Data excerpts:
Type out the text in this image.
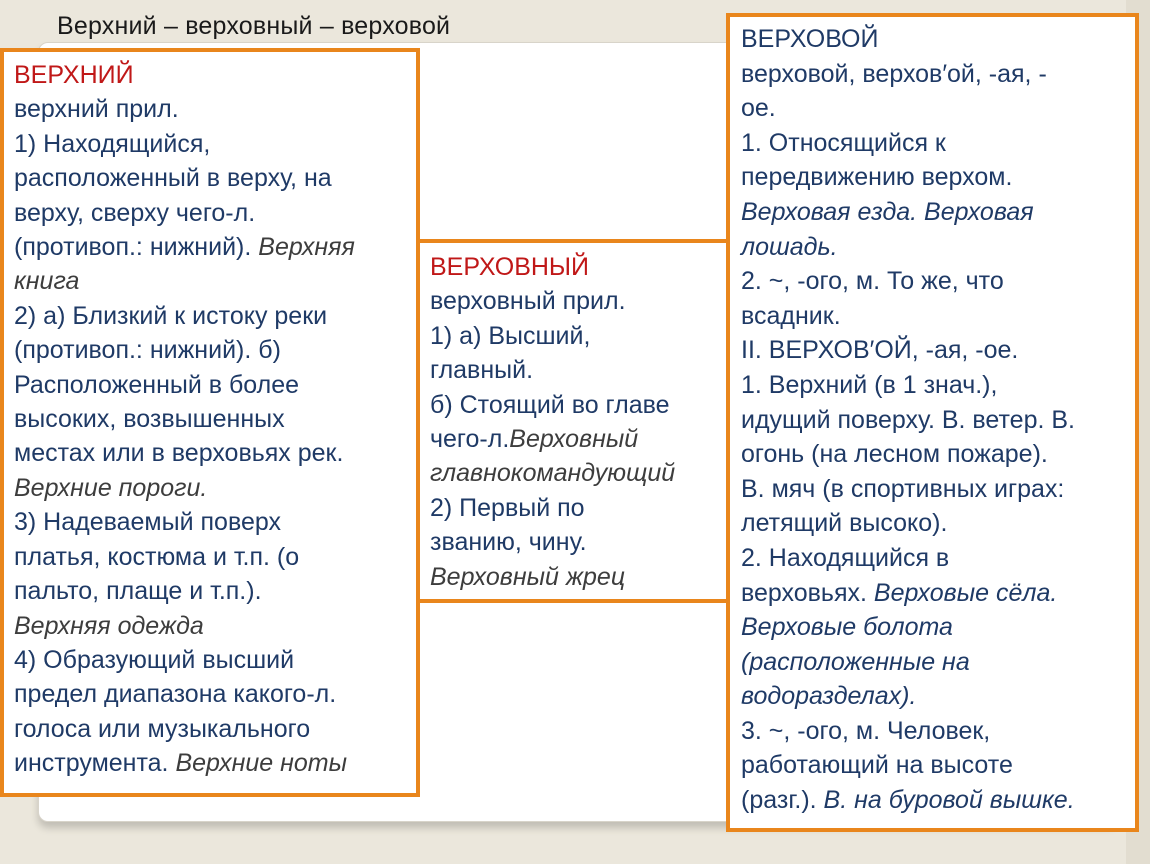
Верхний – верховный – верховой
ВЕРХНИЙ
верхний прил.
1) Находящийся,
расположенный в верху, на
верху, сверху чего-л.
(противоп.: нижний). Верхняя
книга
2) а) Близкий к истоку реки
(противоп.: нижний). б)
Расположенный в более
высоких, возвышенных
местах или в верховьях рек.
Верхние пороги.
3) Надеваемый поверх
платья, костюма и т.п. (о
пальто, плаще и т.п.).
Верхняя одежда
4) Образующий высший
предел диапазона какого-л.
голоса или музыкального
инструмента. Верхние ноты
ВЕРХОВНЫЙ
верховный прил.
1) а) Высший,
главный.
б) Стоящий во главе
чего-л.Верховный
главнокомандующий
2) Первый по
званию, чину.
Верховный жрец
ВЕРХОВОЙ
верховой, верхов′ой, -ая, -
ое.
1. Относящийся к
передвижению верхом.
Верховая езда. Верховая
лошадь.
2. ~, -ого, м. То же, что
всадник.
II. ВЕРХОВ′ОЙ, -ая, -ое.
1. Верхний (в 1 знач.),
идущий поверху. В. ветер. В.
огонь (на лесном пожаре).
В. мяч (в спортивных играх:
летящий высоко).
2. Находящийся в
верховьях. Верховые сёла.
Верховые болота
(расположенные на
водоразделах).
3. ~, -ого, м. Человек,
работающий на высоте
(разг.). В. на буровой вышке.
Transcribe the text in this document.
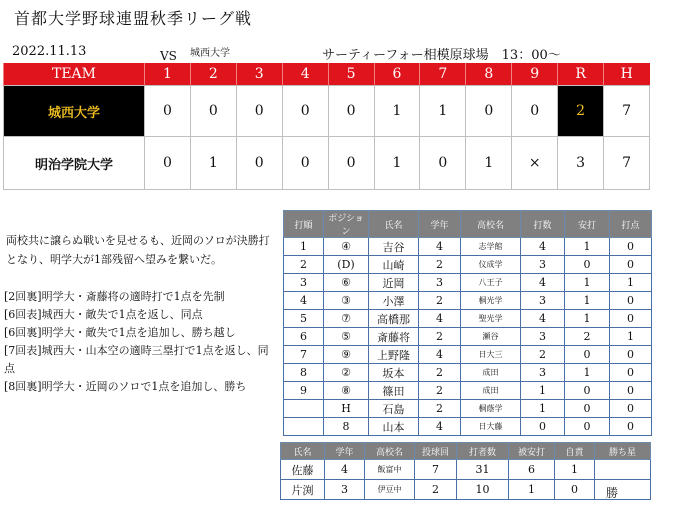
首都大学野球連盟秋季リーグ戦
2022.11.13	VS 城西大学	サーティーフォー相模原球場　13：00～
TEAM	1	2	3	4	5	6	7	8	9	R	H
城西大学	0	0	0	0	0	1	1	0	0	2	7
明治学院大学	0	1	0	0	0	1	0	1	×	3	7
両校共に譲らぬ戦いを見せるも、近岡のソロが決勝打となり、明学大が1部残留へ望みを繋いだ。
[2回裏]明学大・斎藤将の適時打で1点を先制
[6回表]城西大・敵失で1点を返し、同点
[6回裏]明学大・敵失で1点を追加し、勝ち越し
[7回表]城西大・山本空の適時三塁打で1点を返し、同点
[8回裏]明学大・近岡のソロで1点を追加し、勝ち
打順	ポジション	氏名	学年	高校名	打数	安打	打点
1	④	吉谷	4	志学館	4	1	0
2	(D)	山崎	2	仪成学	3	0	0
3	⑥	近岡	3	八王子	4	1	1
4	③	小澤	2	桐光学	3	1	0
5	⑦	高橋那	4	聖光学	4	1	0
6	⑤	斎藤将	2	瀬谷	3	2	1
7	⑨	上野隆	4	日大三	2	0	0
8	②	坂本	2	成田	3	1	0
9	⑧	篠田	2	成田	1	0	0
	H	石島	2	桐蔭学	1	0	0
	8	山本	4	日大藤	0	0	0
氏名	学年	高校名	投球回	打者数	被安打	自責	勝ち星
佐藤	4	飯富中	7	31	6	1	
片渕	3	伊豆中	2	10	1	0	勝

Instructions for the task
Every record above should be transcribed exactly; the pictures stay out of the copy.

Result below
Type out the text in this image.
Верхний – верховный – верховой
ВЕРХНИЙ
верхний прил.
1) Находящийся,
расположенный в верху, на
верху, сверху чего-л.
(противоп.: нижний). Верхняя
книга
2) а) Близкий к истоку реки
(противоп.: нижний). б)
Расположенный в более
высоких, возвышенных
местах или в верховьях рек.
Верхние пороги.
3) Надеваемый поверх
платья, костюма и т.п. (о
пальто, плаще и т.п.).
Верхняя одежда
4) Образующий высший
предел диапазона какого-л.
голоса или музыкального
инструмента. Верхние ноты
ВЕРХОВНЫЙ
верховный прил.
1) а) Высший,
главный.
б) Стоящий во главе
чего-л.Верховный
главнокомандующий
2) Первый по
званию, чину.
Верховный жрец
ВЕРХОВОЙ
верховой, верхов′ой, -ая, -
ое.
1. Относящийся к
передвижению верхом.
Верховая езда. Верховая
лошадь.
2. ~, -ого, м. То же, что
всадник.
II. ВЕРХОВ′ОЙ, -ая, -ое.
1. Верхний (в 1 знач.),
идущий поверху. В. ветер. В.
огонь (на лесном пожаре).
В. мяч (в спортивных играх:
летящий высоко).
2. Находящийся в
верховьях. Верховые сёла.
Верховые болота
(расположенные на
водоразделах).
3. ~, -ого, м. Человек,
работающий на высоте
(разг.). В. на буровой вышке.
Transcribe the text in this document.
首都大学野球連盟秋季リーグ戦
2022.11.13	VS 城西大学	サーティーフォー相模原球場　13：00～
TEAM	1	2	3	4	5	6	7	8	9	R	H
城西大学	0	0	0	0	0	1	1	0	0	2	7
明治学院大学	0	1	0	0	0	1	0	1	×	3	7
両校共に譲らぬ戦いを見せるも、近岡のソロが決勝打となり、明学大が1部残留へ望みを繋いだ。
[2回裏]明学大・斎藤将の適時打で1点を先制
[6回表]城西大・敵失で1点を返し、同点
[6回裏]明学大・敵失で1点を追加し、勝ち越し
[7回表]城西大・山本空の適時三塁打で1点を返し、同点
[8回裏]明学大・近岡のソロで1点を追加し、勝ち
打順	ポジション	氏名	学年	高校名	打数	安打	打点
1	④	吉谷	4	志学館	4	1	0
2	(D)	山崎	2	仪成学	3	0	0
3	⑥	近岡	3	八王子	4	1	1
4	③	小澤	2	桐光学	3	1	0
5	⑦	高橋那	4	聖光学	4	1	0
6	⑤	斎藤将	2	瀬谷	3	2	1
7	⑨	上野隆	4	日大三	2	0	0
8	②	坂本	2	成田	3	1	0
9	⑧	篠田	2	成田	1	0	0
	H	石島	2	桐蔭学	1	0	0
	8	山本	4	日大藤	0	0	0
氏名	学年	高校名	投球回	打者数	被安打	自責	勝ち星
佐藤	4	飯富中	7	31	6	1	
片渕	3	伊豆中	2	10	1	0	勝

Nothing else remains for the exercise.